Task objective: In the lines below, find how many contain the word "ruitenreiniger" and report that figure alone.

Supplied data:

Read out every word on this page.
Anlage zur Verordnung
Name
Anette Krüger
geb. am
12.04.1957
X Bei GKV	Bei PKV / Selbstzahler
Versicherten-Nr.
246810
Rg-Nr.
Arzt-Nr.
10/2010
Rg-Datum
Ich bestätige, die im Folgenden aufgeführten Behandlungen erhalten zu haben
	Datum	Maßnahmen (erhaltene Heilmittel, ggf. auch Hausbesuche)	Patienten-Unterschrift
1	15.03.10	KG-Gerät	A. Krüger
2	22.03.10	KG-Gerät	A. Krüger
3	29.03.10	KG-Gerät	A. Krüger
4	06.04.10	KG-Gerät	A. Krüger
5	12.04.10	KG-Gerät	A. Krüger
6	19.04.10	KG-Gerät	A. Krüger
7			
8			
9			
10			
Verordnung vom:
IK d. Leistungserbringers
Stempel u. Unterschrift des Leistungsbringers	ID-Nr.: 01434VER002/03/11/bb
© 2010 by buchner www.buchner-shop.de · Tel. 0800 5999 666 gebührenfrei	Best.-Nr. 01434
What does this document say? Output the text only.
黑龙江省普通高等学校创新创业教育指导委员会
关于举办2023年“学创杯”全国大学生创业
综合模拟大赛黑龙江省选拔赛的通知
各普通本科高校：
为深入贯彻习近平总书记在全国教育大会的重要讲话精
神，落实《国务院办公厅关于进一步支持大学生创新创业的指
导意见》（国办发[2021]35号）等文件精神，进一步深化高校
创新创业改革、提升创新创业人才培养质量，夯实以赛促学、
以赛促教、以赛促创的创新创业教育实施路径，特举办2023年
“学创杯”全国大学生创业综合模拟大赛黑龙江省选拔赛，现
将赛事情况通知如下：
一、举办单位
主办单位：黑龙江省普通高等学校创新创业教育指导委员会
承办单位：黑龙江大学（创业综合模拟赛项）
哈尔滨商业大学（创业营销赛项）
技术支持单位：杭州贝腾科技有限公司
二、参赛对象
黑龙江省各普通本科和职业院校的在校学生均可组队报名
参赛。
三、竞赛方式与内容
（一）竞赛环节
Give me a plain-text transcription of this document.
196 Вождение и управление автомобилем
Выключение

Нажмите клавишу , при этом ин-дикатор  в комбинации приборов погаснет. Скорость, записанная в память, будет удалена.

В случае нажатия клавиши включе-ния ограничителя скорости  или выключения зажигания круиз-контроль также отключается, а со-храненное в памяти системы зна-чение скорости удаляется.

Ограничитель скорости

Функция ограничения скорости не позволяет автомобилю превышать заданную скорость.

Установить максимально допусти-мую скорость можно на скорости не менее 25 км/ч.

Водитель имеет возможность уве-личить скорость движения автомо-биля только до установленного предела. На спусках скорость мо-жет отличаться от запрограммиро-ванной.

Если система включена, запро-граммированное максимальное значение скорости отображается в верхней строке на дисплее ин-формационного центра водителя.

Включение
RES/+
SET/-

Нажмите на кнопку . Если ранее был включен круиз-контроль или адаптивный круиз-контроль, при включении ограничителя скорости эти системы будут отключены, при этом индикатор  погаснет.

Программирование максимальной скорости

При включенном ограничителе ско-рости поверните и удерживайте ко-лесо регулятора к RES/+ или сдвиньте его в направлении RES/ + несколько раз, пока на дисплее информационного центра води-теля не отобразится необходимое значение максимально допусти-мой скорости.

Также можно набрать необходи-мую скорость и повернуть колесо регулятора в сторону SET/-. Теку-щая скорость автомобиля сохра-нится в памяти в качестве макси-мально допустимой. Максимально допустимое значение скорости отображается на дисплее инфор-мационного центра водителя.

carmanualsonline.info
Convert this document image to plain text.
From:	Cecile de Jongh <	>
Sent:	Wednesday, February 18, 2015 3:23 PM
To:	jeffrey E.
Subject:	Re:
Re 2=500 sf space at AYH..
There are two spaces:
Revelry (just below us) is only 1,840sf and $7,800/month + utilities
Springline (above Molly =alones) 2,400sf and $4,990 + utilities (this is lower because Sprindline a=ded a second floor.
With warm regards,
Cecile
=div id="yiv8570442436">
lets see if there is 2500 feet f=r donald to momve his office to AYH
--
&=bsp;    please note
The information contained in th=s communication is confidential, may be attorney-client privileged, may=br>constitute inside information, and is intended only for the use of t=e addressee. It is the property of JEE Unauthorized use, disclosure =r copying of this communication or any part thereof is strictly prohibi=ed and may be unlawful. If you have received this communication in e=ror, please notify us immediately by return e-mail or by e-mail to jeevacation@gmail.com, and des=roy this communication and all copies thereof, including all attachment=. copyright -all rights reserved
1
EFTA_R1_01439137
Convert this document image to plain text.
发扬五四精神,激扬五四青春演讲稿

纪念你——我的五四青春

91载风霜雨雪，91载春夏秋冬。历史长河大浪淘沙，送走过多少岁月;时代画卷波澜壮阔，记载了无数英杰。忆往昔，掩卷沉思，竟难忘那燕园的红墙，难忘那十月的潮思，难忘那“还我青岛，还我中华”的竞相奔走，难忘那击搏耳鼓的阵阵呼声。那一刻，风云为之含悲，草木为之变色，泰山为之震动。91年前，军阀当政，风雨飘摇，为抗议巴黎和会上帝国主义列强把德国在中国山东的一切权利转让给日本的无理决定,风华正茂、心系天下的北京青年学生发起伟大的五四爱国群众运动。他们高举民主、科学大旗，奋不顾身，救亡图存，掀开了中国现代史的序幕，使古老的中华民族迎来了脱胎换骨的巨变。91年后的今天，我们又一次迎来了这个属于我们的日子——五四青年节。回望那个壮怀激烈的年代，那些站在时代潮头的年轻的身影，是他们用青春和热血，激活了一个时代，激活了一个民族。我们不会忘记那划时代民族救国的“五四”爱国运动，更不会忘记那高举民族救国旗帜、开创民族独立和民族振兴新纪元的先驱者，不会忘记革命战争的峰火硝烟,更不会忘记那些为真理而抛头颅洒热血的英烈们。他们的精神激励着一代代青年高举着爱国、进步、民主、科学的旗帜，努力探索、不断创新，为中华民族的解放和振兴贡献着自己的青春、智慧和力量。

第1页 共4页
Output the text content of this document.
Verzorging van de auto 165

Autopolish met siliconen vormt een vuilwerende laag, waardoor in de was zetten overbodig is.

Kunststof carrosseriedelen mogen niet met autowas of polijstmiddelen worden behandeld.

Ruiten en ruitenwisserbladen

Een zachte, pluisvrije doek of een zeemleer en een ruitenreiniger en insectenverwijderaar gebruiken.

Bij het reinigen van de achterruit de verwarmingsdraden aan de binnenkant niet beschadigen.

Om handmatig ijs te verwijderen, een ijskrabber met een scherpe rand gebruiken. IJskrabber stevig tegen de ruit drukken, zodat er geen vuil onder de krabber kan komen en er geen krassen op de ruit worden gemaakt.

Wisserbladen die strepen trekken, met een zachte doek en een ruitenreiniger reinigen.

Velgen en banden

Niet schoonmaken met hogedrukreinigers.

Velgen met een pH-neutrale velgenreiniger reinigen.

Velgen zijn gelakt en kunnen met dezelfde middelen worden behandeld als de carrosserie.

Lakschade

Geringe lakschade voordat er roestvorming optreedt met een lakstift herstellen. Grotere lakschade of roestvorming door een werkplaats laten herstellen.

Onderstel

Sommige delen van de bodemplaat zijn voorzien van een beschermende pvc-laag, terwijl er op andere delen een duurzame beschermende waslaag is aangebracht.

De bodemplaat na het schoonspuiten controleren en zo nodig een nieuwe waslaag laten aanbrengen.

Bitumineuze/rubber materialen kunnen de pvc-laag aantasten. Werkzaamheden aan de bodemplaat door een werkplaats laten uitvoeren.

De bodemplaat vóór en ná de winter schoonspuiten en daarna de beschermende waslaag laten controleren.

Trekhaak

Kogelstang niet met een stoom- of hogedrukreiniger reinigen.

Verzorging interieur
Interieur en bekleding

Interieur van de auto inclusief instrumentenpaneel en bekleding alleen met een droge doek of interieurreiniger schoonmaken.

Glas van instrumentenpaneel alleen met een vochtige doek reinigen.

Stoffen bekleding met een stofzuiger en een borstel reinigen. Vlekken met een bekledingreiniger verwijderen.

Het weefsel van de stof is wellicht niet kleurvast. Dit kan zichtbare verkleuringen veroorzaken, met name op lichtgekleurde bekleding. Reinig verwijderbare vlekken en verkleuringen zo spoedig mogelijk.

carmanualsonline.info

Worked answer: 2